→ **ENTRIES SHOWN**:
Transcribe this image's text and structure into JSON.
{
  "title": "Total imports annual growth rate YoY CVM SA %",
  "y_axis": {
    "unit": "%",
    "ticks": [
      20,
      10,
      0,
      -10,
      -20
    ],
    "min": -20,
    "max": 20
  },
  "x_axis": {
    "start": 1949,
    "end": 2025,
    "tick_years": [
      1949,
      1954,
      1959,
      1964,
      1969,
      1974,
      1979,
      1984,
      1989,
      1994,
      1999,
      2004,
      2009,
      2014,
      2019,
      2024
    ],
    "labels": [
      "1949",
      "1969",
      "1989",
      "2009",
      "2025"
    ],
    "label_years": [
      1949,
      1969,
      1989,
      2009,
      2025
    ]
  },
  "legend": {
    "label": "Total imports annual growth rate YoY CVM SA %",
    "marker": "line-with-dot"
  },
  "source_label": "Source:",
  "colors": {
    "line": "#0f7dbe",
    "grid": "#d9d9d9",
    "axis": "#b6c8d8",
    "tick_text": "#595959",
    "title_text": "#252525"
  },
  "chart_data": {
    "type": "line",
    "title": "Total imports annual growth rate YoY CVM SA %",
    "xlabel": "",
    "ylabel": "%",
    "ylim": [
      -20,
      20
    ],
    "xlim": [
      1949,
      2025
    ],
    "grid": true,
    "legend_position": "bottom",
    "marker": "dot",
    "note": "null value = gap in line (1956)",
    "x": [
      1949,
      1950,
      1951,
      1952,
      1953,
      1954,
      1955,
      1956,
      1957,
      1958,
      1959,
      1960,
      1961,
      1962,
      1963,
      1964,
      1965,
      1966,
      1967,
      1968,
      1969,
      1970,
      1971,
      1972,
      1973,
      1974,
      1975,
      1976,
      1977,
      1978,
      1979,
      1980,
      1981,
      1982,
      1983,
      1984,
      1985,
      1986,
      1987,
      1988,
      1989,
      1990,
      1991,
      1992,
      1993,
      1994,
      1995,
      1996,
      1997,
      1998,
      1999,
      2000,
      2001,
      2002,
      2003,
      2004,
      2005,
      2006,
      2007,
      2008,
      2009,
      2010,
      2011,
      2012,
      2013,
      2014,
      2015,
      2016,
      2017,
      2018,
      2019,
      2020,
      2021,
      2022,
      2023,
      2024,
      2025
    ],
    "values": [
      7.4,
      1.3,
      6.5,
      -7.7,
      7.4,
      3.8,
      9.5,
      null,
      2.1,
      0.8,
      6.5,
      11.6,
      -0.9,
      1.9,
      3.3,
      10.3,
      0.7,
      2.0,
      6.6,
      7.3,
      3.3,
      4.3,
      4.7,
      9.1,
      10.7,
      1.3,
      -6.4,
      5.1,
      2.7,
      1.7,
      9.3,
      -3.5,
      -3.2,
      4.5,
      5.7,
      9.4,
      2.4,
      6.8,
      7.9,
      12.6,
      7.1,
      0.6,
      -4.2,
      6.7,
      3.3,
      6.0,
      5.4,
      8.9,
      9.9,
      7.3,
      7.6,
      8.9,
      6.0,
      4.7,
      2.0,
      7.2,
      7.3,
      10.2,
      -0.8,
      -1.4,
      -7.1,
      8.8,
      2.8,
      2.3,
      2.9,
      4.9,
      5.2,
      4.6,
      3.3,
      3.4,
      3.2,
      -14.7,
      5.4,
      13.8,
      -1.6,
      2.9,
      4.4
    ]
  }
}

→ **EXERCISE PROMPT**:
Scan the entries above for the word "null" and collect each line holding it.

→ **SOLVED PROBLEM**:
    "note": "null value = gap in line (1956)",
      null,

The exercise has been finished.